## TASK GOAL
Lines containing "arrived" are to be counted. Give the number and nothing more.

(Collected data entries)
** START **

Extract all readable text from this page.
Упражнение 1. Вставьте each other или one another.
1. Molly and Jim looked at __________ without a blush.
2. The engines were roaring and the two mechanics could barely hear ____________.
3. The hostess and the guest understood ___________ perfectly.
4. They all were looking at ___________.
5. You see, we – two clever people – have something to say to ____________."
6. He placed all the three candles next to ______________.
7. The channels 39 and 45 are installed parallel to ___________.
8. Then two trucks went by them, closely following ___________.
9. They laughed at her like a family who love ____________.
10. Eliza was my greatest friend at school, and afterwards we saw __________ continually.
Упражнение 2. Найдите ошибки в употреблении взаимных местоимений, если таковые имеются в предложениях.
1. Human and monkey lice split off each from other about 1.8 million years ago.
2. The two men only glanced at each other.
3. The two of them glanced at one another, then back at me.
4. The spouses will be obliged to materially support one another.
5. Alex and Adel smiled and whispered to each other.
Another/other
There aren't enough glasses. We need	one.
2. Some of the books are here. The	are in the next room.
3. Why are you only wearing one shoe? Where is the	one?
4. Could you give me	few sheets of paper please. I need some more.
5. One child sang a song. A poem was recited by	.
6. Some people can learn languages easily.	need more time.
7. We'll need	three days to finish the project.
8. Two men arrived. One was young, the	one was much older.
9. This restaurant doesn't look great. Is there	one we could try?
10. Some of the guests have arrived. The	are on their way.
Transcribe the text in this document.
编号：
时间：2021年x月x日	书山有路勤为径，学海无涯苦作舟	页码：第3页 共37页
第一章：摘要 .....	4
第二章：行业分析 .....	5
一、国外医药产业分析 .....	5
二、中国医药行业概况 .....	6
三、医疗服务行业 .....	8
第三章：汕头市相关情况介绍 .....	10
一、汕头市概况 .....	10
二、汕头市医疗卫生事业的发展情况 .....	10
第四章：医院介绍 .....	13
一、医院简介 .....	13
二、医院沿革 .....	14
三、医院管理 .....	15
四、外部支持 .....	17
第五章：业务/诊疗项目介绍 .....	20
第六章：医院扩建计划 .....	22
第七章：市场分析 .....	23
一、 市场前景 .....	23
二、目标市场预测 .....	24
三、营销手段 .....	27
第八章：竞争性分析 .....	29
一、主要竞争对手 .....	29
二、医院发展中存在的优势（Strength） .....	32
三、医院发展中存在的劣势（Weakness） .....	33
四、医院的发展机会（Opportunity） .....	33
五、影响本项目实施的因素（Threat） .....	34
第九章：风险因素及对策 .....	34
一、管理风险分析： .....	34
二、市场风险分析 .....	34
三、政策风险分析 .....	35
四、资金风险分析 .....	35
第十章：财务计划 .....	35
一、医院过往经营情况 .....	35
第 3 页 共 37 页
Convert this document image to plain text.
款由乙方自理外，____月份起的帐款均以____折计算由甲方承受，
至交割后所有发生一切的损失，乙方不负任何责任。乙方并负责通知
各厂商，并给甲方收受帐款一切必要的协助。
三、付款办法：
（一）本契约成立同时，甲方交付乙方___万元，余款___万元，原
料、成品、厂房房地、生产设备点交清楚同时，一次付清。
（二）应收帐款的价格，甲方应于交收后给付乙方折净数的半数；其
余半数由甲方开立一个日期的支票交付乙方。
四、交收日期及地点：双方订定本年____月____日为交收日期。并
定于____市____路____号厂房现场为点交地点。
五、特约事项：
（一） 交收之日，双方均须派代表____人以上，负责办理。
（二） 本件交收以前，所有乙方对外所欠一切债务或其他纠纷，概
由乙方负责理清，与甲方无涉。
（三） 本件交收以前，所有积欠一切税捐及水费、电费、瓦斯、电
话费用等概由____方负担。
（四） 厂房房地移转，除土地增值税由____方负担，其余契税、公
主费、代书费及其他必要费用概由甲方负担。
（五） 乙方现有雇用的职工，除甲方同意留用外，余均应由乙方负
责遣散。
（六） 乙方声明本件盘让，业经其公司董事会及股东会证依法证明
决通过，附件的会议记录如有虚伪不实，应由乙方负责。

** END **

## ANSWER TO THIS PROBLEM
2